Where a line below holds the string "this", copy that line.

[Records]
------------------------------
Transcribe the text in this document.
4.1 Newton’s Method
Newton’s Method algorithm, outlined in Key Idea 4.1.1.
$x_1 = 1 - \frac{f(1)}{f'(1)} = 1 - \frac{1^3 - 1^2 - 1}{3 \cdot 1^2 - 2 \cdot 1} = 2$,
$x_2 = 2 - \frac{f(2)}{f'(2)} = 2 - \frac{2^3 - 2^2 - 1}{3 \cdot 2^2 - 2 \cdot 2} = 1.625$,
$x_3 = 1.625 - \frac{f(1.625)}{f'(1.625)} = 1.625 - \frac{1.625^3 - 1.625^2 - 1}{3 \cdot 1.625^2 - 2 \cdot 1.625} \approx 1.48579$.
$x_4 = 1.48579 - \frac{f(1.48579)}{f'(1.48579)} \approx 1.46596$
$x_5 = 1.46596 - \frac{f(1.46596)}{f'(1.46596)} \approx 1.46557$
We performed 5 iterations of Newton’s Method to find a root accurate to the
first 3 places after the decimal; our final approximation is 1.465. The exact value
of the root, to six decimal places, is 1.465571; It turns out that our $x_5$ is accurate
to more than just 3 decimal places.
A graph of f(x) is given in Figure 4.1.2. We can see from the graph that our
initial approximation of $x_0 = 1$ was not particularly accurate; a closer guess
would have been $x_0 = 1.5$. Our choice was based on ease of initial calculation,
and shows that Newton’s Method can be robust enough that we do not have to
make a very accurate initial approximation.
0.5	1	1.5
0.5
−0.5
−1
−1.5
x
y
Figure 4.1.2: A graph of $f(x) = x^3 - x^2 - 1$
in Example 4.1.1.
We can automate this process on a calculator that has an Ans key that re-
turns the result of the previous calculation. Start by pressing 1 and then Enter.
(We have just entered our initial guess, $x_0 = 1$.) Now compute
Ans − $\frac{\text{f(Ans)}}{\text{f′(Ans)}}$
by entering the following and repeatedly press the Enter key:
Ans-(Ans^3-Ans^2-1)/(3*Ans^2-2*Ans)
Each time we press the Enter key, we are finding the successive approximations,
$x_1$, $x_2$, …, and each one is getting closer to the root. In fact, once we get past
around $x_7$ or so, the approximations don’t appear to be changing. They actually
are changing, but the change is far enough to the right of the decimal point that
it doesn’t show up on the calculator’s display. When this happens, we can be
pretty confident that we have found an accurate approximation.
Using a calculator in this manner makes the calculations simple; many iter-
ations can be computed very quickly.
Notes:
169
------------------------------
▶ [THE OUTPUT]
Transcribe the text in this document.
We can automate this process on a calculator that has an Ans key that re-
it doesn’t show up on the calculator’s display. When this happens, we can be
Using a calculator in this manner makes the calculations simple; many iter-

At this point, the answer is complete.